Requirements> Check each line of the entries below for the string "area" and state how many lines have it, with no other text.

Given information>
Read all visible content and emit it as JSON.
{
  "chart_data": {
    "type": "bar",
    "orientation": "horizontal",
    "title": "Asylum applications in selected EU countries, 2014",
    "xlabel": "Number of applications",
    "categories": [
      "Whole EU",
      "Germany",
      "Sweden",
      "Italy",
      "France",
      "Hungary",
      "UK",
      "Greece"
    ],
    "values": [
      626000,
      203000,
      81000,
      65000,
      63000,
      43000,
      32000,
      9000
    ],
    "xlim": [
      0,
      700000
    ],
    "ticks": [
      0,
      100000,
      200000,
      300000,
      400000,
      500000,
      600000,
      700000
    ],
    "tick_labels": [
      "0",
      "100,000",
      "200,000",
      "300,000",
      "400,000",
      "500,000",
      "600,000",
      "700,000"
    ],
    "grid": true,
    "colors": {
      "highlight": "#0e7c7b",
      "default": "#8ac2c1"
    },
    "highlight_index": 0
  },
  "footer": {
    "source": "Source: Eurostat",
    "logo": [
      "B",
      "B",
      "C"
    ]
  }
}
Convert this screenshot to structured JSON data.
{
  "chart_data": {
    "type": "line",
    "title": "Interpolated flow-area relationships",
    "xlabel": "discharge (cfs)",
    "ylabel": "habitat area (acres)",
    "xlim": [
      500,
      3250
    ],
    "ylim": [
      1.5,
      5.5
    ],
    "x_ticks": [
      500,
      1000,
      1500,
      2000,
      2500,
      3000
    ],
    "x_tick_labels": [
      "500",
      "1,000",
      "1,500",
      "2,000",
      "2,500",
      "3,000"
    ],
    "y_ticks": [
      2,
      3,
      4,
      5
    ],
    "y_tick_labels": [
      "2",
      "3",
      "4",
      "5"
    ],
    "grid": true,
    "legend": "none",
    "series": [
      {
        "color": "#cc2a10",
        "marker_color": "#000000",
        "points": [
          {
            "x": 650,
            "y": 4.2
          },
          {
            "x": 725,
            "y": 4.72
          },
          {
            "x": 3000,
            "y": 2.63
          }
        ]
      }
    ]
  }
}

Full answer> 2